» **Exercise goal**
Go through each line of the records below and count those with the word "Códigos"; give only the total.

+++ Given data

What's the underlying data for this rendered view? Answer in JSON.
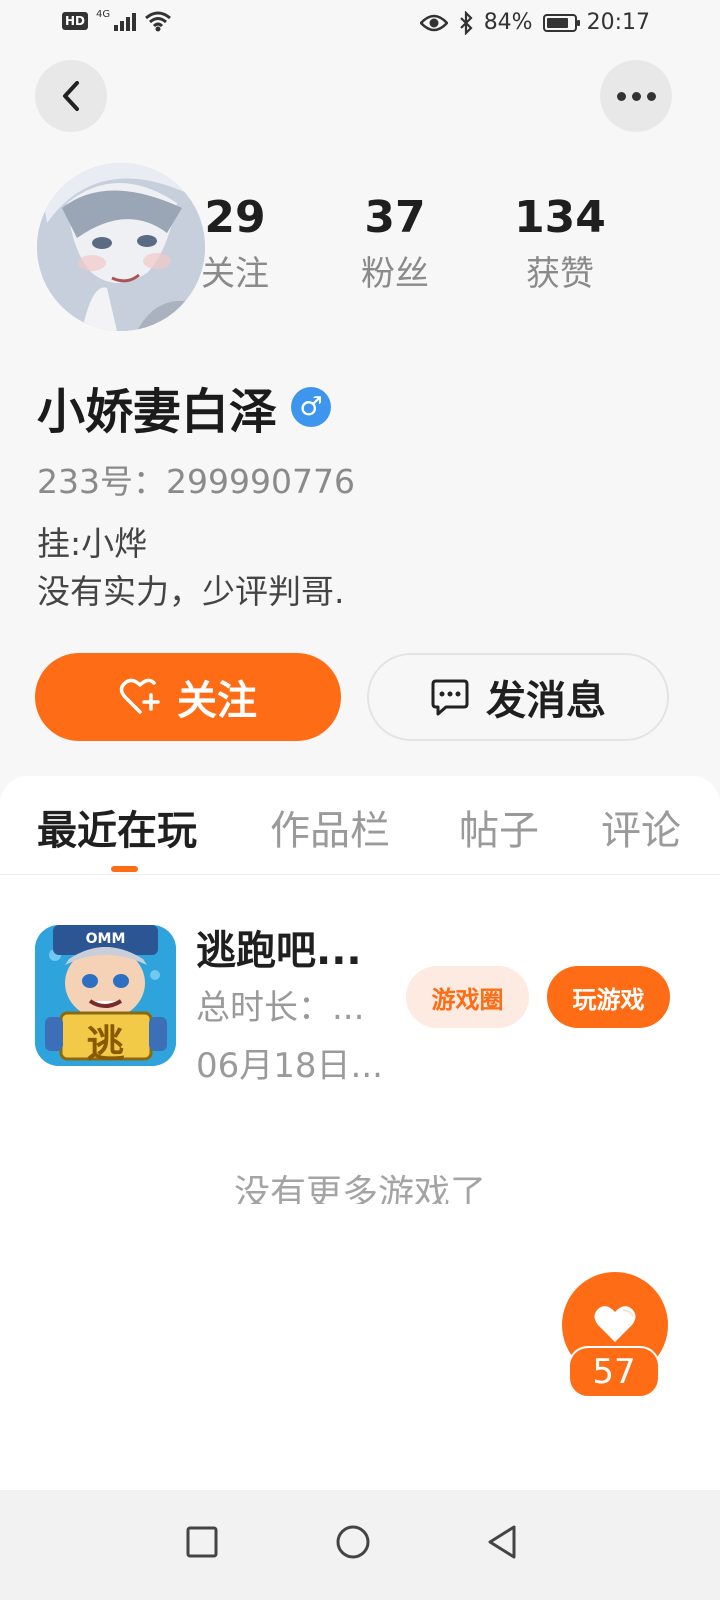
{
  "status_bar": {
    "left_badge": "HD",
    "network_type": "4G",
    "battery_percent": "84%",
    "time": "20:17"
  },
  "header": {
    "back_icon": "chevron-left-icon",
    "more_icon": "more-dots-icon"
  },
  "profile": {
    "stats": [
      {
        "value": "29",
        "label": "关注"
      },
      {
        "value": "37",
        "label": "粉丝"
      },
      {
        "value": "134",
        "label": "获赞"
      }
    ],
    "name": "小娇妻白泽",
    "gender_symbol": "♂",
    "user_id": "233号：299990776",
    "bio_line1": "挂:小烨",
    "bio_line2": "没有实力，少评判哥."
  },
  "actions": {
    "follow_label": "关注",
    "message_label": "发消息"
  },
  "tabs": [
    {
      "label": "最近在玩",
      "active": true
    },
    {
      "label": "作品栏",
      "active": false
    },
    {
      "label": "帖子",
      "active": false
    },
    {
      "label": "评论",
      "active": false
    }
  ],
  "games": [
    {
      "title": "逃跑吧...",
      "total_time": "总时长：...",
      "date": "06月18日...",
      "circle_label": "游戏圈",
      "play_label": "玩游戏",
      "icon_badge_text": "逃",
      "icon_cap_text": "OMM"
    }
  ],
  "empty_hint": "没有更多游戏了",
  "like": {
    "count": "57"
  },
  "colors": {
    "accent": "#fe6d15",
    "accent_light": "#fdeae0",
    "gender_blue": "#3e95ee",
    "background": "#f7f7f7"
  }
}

++++++
+++ Given data

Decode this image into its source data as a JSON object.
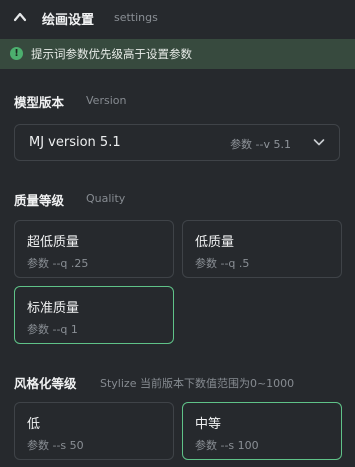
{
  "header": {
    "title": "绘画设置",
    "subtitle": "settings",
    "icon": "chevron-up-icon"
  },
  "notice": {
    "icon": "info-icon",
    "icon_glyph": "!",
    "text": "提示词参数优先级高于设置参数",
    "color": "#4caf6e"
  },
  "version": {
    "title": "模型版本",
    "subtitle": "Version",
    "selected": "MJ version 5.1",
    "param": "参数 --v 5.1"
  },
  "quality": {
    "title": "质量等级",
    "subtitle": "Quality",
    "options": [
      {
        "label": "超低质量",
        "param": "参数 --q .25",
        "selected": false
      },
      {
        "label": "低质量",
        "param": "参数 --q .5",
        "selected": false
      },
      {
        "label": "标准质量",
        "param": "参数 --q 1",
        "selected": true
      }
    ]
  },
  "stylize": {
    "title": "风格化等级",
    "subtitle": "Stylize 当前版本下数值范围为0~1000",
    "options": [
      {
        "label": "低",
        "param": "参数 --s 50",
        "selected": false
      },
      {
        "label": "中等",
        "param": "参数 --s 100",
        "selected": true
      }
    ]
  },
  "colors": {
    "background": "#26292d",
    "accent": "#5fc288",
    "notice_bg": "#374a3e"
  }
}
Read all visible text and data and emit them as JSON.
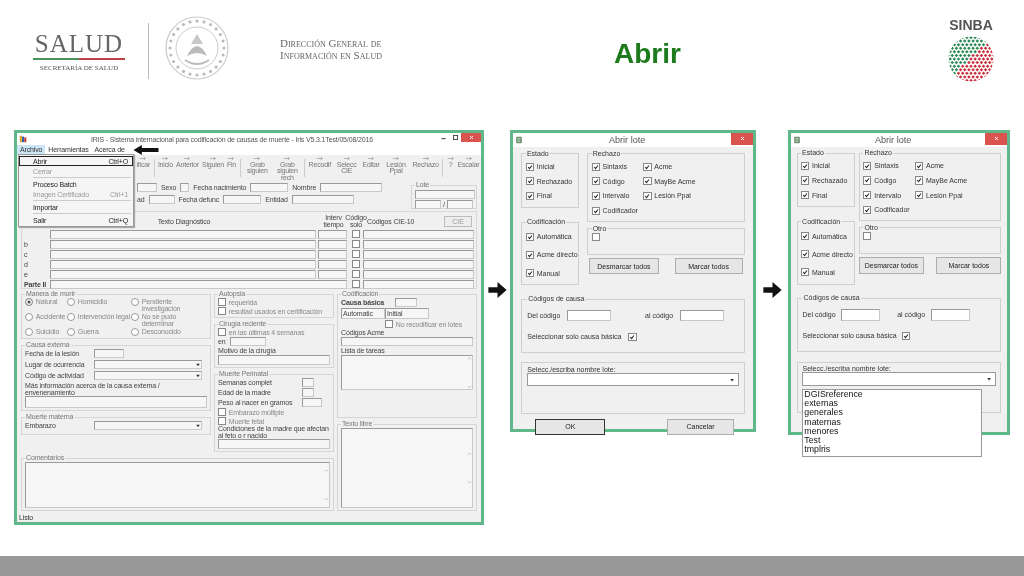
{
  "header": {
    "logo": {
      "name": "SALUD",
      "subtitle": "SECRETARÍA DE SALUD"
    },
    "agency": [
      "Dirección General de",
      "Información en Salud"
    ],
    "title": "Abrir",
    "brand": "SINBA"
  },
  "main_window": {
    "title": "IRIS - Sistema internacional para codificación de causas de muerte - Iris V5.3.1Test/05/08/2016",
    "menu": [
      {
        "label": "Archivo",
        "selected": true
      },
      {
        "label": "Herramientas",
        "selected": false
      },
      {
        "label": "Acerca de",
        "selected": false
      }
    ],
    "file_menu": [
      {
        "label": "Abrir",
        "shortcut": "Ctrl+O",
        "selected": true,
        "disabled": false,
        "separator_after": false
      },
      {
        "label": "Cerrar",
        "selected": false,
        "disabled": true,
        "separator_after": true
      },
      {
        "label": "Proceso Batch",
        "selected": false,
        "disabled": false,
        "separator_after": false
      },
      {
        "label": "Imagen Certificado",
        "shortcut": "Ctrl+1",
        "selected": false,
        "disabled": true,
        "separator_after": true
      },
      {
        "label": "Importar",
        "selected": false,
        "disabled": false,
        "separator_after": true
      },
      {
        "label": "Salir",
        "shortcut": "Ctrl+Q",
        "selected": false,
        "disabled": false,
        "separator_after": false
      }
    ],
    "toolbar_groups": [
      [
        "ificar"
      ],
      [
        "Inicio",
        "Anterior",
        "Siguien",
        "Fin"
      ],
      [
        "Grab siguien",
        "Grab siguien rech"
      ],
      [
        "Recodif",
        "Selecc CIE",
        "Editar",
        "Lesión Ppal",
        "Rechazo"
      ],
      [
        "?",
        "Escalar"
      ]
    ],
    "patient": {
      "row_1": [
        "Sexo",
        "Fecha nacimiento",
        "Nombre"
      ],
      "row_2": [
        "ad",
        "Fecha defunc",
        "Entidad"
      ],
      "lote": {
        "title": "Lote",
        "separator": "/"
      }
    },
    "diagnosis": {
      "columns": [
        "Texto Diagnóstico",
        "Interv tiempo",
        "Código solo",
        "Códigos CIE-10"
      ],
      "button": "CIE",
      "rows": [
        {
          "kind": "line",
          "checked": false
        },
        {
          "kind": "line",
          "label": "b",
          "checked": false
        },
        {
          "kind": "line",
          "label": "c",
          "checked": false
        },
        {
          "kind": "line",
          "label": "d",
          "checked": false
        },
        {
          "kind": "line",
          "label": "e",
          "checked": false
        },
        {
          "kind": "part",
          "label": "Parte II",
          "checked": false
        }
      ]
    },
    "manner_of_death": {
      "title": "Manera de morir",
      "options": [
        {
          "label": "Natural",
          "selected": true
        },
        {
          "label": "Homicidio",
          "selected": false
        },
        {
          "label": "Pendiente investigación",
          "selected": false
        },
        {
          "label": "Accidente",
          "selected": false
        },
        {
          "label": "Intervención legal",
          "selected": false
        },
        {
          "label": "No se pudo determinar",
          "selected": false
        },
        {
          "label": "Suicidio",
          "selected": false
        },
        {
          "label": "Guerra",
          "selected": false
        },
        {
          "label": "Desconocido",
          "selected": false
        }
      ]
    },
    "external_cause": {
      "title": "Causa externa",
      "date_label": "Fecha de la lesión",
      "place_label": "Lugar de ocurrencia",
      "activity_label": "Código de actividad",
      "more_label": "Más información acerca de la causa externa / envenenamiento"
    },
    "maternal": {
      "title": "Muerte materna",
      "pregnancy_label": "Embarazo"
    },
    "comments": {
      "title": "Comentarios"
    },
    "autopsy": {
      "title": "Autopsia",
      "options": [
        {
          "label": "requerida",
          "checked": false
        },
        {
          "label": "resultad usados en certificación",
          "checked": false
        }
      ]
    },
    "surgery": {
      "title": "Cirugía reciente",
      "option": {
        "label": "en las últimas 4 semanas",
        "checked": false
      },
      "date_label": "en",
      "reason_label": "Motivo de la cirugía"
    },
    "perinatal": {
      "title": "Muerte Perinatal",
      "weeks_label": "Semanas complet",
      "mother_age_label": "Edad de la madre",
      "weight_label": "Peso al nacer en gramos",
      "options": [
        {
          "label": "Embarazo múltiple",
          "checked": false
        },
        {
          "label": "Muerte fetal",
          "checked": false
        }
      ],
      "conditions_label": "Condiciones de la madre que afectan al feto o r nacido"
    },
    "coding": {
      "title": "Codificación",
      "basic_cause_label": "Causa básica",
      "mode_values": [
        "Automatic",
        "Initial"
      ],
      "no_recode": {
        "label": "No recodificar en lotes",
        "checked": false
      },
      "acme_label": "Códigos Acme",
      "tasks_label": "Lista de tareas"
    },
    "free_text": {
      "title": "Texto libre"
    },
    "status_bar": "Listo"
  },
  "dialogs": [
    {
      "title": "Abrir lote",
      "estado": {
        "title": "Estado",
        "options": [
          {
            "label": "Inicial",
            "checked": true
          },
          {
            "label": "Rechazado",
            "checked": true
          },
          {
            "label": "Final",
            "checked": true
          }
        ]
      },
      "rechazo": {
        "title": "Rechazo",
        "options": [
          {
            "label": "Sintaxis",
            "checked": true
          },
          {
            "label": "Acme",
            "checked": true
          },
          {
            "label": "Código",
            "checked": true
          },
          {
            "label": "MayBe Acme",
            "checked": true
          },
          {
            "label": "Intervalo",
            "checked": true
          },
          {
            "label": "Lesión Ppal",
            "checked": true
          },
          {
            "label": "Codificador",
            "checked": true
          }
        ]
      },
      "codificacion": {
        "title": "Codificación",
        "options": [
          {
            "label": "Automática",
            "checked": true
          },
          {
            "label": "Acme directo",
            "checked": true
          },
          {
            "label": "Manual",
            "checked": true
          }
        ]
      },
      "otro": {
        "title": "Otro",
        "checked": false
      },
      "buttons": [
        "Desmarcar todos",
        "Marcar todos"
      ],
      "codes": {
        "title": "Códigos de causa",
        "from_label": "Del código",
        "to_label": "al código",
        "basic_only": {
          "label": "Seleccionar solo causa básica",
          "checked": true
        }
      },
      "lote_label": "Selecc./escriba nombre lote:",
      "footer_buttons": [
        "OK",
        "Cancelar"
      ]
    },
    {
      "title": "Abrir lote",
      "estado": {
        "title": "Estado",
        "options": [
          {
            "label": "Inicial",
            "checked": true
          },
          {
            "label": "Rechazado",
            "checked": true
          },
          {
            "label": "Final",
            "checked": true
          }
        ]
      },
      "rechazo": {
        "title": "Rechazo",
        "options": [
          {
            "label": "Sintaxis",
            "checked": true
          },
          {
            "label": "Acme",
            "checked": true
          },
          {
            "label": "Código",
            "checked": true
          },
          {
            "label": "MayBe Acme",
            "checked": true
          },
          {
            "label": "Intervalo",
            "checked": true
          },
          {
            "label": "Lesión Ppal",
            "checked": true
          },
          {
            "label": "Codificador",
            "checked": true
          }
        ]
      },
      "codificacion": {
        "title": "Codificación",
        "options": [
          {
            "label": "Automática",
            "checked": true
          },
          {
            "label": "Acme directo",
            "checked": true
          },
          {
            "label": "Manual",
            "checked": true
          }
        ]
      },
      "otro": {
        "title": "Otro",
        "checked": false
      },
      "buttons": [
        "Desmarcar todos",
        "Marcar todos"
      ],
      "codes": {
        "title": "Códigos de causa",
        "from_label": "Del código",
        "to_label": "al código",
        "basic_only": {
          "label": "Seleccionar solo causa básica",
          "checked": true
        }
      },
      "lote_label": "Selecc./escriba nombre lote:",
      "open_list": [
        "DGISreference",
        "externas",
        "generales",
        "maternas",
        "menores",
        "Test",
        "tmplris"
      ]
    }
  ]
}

++++++

» **Written solution**
4